» **Consignes à suivre**
a) Dans le texte sur L'art de péter, recopiez mot pour mot le passage qui part des mots « L'art de péter » et se termine après « voir la mer ''. ».
b) Relevez toutes les maximes sur les pets que cite le texte sur L'art de péter.

» **Texte fourni**
....................

Par contre, les contemporains savaient que cette idée de tout raisonner était parfois risible. D'ailleurs c'est probablement dans cet esprit qu'a été créé le livre dont je vous parle aujourd'hui.
L'art de péter est un livre pseudo-médical comique, à ne pas prendre au sérieux. D'ailleurs l'avis au lecteur est une véritable mise en garde du contenu de ce livre:
''Il est honteux, lecteur, que depuis le temps que vous pétez, vous ne sachiez pas encore comment vous le faite, & comment vous devez le faire''
Ce livre contient des maximes mémorables à propos des pets tels que:
'' un pet à temps lâché pourrait vous sauver la vie ''
'' un gros pet vaut un talent ''
'' pour vivre longuement, il faut donner à son cul vent ''
'' pisser sans péter, c'est aller à Dieppe sans voir la mer ''.

....................

» **Données de l'exercice**

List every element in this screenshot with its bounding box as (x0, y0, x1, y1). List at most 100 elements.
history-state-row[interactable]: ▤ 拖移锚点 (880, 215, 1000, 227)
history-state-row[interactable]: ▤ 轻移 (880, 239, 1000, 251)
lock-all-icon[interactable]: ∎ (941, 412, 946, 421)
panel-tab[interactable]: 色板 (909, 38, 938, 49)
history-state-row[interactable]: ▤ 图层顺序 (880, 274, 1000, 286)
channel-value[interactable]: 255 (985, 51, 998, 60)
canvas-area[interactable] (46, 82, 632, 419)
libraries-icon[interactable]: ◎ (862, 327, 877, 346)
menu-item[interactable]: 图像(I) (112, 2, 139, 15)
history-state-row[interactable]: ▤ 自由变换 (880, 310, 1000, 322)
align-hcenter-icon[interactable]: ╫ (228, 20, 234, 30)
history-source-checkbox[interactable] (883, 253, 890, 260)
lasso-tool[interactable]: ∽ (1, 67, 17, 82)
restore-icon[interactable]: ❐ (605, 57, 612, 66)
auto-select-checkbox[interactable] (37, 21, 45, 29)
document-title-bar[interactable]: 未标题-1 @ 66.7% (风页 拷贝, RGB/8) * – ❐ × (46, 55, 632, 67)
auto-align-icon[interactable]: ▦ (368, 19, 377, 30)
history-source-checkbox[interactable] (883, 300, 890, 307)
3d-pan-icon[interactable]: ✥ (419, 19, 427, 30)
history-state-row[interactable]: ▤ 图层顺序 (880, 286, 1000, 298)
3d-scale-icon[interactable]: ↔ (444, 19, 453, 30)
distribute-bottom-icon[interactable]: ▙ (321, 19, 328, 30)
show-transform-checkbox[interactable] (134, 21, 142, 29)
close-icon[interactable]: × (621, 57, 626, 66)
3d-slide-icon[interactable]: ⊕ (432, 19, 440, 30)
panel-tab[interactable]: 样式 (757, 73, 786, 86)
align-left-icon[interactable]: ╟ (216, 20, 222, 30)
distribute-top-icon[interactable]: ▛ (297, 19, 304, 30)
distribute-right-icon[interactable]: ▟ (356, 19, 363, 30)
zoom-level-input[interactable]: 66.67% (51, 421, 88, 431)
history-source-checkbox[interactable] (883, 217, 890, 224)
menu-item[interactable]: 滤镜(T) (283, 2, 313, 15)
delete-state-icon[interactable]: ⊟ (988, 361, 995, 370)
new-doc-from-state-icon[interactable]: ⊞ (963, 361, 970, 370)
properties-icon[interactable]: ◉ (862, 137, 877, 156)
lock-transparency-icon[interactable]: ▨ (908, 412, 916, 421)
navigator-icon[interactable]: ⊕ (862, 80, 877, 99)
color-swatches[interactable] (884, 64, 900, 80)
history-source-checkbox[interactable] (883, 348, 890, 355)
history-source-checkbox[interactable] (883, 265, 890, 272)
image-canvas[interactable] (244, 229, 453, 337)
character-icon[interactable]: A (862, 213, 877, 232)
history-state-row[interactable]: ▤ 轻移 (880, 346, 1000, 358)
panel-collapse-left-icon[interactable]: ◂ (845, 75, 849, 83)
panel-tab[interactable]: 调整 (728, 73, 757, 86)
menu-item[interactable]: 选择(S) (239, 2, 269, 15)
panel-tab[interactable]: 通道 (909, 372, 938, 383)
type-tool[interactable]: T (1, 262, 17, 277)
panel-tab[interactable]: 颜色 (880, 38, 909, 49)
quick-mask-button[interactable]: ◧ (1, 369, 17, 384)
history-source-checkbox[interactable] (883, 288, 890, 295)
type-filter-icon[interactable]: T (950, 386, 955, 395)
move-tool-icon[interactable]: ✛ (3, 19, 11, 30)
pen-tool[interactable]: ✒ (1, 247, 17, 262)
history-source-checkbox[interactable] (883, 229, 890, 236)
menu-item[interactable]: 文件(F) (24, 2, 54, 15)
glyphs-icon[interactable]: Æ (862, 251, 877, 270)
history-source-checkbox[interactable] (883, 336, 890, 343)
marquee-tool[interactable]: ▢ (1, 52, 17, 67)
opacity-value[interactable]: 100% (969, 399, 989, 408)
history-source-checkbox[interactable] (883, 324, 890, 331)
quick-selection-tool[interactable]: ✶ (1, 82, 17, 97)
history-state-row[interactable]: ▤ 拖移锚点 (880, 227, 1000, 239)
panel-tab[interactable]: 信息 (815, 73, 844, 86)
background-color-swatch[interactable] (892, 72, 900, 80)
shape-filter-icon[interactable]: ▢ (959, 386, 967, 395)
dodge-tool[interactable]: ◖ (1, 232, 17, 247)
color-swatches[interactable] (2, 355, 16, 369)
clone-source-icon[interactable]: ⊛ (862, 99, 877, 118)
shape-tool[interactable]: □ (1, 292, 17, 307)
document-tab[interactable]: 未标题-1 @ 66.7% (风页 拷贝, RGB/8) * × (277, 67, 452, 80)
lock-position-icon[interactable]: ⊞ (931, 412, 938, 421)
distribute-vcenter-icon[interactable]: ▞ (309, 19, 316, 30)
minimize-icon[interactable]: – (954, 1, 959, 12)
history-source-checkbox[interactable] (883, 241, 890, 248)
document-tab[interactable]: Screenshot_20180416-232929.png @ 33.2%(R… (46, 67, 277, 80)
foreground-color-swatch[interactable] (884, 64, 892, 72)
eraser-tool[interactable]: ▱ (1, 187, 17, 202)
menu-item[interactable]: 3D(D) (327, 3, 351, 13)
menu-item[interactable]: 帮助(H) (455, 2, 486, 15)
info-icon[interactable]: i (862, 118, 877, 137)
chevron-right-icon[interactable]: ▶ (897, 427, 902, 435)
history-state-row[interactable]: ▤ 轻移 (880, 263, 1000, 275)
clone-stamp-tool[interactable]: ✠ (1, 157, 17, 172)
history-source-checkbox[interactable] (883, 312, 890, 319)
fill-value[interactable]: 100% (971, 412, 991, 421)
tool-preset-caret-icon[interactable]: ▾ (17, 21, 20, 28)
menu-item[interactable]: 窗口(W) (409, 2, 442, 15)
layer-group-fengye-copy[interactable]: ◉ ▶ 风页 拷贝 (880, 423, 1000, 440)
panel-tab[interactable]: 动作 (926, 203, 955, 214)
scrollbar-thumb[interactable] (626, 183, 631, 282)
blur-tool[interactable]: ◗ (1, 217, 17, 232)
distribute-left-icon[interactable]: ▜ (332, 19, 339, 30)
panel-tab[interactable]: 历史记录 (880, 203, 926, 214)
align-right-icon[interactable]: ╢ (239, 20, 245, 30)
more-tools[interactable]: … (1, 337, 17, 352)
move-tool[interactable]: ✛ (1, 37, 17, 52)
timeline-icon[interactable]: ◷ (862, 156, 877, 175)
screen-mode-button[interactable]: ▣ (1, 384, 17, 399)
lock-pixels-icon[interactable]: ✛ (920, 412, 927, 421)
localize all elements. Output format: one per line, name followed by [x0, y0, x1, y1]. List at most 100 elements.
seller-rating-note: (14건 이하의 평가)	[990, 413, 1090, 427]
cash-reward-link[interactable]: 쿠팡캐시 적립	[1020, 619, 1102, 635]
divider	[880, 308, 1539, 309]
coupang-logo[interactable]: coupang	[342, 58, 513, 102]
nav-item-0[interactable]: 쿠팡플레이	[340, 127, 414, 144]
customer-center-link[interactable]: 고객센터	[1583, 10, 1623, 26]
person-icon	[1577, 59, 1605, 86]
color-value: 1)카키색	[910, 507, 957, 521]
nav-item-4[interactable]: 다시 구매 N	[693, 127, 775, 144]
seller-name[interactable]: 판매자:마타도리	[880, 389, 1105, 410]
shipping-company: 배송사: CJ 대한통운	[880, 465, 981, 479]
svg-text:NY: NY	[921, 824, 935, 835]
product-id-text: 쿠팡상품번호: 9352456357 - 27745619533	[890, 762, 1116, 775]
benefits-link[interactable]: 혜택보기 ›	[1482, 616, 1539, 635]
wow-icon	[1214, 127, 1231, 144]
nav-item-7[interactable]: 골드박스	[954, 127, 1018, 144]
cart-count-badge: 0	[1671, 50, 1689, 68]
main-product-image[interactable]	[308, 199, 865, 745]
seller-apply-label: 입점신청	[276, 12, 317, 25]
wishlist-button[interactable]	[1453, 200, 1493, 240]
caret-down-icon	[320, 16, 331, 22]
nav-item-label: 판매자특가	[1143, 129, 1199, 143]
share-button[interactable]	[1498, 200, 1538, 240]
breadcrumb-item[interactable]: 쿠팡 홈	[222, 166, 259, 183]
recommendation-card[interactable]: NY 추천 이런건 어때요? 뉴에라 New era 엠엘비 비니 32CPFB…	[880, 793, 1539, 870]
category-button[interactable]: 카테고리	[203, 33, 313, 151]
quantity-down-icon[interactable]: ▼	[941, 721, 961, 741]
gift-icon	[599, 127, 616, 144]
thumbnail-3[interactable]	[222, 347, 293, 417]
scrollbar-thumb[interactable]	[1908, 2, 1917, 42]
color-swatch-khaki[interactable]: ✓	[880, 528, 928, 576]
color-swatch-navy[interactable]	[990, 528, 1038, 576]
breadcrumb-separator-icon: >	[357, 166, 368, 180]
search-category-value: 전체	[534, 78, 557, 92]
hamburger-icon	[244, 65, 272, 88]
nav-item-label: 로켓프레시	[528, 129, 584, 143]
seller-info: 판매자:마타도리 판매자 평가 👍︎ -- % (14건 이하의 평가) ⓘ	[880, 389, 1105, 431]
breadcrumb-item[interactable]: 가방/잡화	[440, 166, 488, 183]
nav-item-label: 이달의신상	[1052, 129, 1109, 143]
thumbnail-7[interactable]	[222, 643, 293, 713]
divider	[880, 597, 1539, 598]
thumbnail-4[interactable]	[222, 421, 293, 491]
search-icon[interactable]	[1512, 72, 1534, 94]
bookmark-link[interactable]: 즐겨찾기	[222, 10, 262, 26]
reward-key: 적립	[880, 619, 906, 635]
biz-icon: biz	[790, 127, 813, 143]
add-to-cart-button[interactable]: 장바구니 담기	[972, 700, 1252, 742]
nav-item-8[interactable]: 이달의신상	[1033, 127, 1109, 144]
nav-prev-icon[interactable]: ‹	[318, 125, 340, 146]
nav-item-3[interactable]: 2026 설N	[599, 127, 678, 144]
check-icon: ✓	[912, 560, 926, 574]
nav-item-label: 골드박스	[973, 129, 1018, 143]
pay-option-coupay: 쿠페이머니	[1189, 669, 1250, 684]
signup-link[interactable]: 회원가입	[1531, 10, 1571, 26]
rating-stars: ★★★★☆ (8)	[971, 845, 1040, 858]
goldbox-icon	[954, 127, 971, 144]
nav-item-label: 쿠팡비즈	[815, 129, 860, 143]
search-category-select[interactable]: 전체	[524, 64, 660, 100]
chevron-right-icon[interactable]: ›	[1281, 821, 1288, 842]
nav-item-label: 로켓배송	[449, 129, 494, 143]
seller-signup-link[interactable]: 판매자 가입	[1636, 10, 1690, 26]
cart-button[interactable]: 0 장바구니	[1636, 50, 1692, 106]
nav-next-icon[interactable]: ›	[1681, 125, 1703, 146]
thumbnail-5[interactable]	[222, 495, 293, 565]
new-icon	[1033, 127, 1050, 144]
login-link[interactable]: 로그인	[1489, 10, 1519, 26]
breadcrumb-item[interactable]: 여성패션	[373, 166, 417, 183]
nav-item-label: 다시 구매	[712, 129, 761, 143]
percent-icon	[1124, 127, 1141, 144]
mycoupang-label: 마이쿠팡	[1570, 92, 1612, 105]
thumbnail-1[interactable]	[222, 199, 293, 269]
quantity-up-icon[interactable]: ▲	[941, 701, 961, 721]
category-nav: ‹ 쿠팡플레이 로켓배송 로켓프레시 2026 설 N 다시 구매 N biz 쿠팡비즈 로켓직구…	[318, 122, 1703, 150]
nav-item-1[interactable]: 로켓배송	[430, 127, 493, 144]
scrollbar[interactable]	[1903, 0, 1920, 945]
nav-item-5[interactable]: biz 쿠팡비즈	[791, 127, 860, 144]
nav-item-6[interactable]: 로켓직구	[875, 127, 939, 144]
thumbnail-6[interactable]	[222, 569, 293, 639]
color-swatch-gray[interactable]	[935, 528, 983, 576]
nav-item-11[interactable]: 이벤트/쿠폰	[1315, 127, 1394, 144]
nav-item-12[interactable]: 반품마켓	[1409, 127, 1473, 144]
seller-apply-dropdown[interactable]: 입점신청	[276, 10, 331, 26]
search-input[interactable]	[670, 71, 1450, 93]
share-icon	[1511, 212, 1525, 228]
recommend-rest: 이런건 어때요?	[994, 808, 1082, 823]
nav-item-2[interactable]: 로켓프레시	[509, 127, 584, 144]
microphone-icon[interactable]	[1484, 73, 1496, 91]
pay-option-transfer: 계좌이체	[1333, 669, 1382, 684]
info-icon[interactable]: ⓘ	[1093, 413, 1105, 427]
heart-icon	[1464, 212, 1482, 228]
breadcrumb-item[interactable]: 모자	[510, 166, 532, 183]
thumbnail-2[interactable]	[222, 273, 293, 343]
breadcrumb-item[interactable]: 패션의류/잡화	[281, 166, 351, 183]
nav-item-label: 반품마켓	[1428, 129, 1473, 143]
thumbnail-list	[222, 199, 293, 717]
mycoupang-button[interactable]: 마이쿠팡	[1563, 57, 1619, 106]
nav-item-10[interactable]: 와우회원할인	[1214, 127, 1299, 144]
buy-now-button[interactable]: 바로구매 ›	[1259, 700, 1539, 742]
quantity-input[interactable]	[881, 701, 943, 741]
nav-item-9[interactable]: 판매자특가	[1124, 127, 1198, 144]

....................

» **Réponses dans l'ordre**
a)
L'art de péter est un livre pseudo-médical comique, à ne pas prendre au sérieux. D'ailleurs l'avis au lecteur est une véritable mise en garde du contenu de ce livre:
''Il est honteux, lecteur, que depuis le temps que vous pétez, vous ne sachiez pas encore comment vous le faite, & comment vous devez le faire''
Ce livre contient des maximes mémorables à propos des pets tels que:
'' un pet à temps lâché pourrait vous sauver la vie ''
'' un gros pet vaut un talent ''
'' pour vivre longuement, il faut donner à son cul vent ''
'' pisser sans péter, c'est aller à Dieppe sans voir la mer ''.

b)
- un pet à temps lâché pourrait vous sauver la vie
- un gros pet vaut un talent
- pour vivre longuement, il faut donner à son cul vent
- pisser sans péter, c'est aller à Dieppe sans voir la mer